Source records
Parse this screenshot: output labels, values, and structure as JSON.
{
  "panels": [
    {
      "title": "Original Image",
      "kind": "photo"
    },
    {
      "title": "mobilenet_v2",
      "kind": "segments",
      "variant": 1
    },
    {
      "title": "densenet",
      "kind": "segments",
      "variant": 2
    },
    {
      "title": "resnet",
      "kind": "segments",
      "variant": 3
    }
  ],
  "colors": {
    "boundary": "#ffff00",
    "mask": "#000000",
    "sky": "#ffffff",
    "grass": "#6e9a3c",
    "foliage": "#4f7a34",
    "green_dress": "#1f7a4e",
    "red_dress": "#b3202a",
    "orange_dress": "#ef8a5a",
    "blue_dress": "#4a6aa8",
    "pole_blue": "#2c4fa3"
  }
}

--

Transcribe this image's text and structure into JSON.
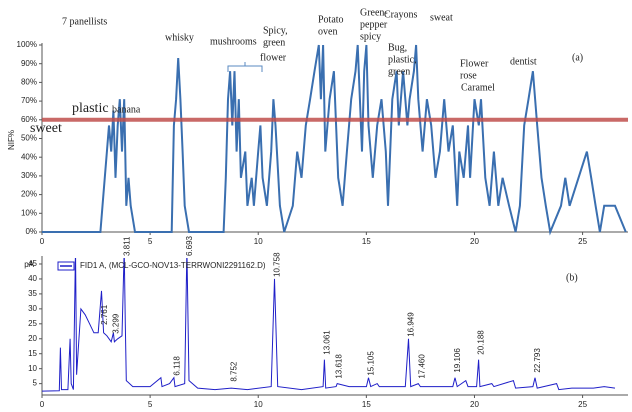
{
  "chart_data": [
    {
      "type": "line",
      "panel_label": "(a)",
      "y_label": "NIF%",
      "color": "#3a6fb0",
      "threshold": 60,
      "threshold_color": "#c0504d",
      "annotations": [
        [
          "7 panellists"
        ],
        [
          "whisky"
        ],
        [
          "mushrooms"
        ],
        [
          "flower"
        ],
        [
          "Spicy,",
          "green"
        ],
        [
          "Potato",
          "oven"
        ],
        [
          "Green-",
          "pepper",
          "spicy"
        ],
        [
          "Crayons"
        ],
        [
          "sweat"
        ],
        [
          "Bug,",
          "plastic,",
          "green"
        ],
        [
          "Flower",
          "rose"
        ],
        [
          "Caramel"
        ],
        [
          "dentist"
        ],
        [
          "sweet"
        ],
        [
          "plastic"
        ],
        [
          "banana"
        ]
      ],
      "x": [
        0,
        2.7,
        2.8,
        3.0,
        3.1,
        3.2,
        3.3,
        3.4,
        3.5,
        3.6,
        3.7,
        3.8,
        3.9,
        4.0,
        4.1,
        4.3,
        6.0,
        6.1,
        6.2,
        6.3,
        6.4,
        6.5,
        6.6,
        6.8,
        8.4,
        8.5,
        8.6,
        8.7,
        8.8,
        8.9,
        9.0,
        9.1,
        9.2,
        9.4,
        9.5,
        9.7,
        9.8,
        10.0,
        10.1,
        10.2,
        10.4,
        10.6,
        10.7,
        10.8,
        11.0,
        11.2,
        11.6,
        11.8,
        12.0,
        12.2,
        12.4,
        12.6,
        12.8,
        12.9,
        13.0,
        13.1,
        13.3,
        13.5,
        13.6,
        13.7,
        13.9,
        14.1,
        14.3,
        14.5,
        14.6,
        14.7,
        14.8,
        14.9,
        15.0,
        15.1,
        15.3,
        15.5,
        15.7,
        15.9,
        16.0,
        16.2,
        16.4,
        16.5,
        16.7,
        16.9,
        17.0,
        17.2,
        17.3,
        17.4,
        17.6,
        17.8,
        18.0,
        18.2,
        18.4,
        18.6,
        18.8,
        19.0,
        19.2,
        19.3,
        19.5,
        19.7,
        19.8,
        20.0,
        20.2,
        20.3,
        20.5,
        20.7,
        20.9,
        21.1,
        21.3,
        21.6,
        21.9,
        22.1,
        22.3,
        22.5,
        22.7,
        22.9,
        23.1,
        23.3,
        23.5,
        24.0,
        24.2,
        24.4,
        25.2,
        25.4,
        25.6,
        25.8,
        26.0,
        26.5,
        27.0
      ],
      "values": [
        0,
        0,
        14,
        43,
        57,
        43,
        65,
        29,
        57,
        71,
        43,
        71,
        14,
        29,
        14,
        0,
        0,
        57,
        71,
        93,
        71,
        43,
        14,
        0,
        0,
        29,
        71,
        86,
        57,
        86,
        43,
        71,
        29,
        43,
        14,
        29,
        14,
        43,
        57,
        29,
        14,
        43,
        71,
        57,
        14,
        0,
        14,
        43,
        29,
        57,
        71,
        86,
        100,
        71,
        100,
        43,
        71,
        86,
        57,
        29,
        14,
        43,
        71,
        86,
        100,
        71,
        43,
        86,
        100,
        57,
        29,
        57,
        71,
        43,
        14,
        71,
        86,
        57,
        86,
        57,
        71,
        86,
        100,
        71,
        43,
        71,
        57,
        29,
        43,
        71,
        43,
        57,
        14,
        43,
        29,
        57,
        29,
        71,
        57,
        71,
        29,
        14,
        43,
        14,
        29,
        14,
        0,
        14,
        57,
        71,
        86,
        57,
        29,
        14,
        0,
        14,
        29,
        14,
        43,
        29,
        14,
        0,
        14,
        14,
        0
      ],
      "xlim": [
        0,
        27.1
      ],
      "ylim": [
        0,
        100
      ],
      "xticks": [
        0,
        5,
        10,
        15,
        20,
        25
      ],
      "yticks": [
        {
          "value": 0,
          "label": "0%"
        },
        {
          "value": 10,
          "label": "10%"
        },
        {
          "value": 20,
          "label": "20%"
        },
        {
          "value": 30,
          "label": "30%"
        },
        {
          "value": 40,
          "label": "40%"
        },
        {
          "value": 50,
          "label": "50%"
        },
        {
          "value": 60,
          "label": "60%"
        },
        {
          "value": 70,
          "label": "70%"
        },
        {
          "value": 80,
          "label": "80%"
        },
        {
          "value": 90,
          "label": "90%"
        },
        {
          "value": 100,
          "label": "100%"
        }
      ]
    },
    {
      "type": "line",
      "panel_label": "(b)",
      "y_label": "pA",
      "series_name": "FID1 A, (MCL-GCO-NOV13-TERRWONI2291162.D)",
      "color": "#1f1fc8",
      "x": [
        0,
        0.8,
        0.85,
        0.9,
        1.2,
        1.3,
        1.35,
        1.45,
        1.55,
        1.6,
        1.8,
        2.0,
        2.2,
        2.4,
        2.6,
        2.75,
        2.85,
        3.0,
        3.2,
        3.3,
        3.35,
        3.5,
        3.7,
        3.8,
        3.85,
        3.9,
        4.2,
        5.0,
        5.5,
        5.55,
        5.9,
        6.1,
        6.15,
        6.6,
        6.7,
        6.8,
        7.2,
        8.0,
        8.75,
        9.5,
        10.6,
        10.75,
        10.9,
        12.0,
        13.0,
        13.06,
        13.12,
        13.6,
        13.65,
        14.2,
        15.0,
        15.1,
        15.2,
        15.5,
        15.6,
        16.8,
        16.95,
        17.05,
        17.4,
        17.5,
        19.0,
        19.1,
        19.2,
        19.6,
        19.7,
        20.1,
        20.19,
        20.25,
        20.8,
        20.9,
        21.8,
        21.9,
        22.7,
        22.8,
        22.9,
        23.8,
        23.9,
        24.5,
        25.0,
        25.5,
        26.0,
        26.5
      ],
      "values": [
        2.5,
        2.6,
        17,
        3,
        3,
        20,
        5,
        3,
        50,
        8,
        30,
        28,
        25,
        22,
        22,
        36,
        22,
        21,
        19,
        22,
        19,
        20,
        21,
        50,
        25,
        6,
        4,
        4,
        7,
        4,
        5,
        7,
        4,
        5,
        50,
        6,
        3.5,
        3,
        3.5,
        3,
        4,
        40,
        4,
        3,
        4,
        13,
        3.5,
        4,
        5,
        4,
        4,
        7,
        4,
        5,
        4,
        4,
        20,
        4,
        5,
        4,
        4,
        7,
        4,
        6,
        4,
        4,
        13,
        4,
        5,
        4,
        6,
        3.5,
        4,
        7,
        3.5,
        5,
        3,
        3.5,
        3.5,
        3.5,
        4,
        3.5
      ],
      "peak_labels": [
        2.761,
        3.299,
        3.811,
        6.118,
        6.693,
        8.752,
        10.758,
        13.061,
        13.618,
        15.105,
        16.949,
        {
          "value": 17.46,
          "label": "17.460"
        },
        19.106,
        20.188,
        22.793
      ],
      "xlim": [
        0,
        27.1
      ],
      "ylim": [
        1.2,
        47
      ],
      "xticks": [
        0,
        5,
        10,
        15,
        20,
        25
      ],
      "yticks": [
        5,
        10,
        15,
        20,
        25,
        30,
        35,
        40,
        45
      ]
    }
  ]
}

• [WHAT YOU SHOULD DO]
Copy each line above that contains the string "this".

• [ANSWER TO THE TASK]
Parse this screenshot: output labels, values, and structure as JSON.
Transcribe this image's text and structure into JSON.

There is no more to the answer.